### RECORDS TO USE ###

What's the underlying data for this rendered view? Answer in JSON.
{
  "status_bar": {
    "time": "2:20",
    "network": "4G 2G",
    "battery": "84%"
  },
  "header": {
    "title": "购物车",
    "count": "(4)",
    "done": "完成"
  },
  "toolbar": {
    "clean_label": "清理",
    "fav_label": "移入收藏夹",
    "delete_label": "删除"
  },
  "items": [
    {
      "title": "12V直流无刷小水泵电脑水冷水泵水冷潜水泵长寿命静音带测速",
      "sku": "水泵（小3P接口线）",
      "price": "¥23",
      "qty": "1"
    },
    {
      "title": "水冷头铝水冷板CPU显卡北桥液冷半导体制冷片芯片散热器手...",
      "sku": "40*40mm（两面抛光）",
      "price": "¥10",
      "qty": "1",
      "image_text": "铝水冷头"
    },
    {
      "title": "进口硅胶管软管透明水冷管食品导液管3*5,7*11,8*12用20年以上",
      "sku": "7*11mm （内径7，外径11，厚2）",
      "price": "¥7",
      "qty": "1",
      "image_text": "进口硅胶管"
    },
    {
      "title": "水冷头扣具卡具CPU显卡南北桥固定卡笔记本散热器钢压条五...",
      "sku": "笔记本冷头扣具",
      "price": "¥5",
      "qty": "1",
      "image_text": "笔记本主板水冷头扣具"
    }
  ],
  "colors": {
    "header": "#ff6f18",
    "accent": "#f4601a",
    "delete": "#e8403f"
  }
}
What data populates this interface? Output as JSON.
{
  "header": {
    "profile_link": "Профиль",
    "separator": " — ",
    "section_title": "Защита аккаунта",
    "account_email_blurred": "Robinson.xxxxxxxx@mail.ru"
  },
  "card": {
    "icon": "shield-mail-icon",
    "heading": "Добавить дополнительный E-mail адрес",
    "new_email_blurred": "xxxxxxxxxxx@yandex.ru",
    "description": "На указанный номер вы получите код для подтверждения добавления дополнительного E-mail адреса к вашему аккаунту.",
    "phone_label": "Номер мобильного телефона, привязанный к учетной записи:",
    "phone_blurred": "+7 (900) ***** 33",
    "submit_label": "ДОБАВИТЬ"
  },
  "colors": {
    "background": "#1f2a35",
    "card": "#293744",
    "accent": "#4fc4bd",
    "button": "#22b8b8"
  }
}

###

Copy out the full material exactly as it appears.

THE ANSWER:
What's the underlying data for this rendered view? Answer in JSON.
{
  "status_bar": {
    "time": "2:20",
    "network": "4G 2G",
    "battery": "84%"
  },
  "header": {
    "title": "购物车",
    "count": "(4)",
    "done": "完成"
  },
  "toolbar": {
    "clean_label": "清理",
    "fav_label": "移入收藏夹",
    "delete_label": "删除"
  },
  "items": [
    {
      "title": "12V直流无刷小水泵电脑水冷水泵水冷潜水泵长寿命静音带测速",
      "sku": "水泵（小3P接口线）",
      "price": "¥23",
      "qty": "1"
    },
    {
      "title": "水冷头铝水冷板CPU显卡北桥液冷半导体制冷片芯片散热器手...",
      "sku": "40*40mm（两面抛光）",
      "price": "¥10",
      "qty": "1",
      "image_text": "铝水冷头"
    },
    {
      "title": "进口硅胶管软管透明水冷管食品导液管3*5,7*11,8*12用20年以上",
      "sku": "7*11mm （内径7，外径11，厚2）",
      "price": "¥7",
      "qty": "1",
      "image_text": "进口硅胶管"
    },
    {
      "title": "水冷头扣具卡具CPU显卡南北桥固定卡笔记本散热器钢压条五...",
      "sku": "笔记本冷头扣具",
      "price": "¥5",
      "qty": "1",
      "image_text": "笔记本主板水冷头扣具"
    }
  ],
  "colors": {
    "header": "#ff6f18",
    "accent": "#f4601a",
    "delete": "#e8403f"
  }
}
What data populates this interface? Output as JSON.
{
  "header": {
    "profile_link": "Профиль",
    "separator": " — ",
    "section_title": "Защита аккаунта",
    "account_email_blurred": "Robinson.xxxxxxxx@mail.ru"
  },
  "card": {
    "icon": "shield-mail-icon",
    "heading": "Добавить дополнительный E-mail адрес",
    "new_email_blurred": "xxxxxxxxxxx@yandex.ru",
    "description": "На указанный номер вы получите код для подтверждения добавления дополнительного E-mail адреса к вашему аккаунту.",
    "phone_label": "Номер мобильного телефона, привязанный к учетной записи:",
    "phone_blurred": "+7 (900) ***** 33",
    "submit_label": "ДОБАВИТЬ"
  },
  "colors": {
    "background": "#1f2a35",
    "card": "#293744",
    "accent": "#4fc4bd",
    "button": "#22b8b8"
  }
}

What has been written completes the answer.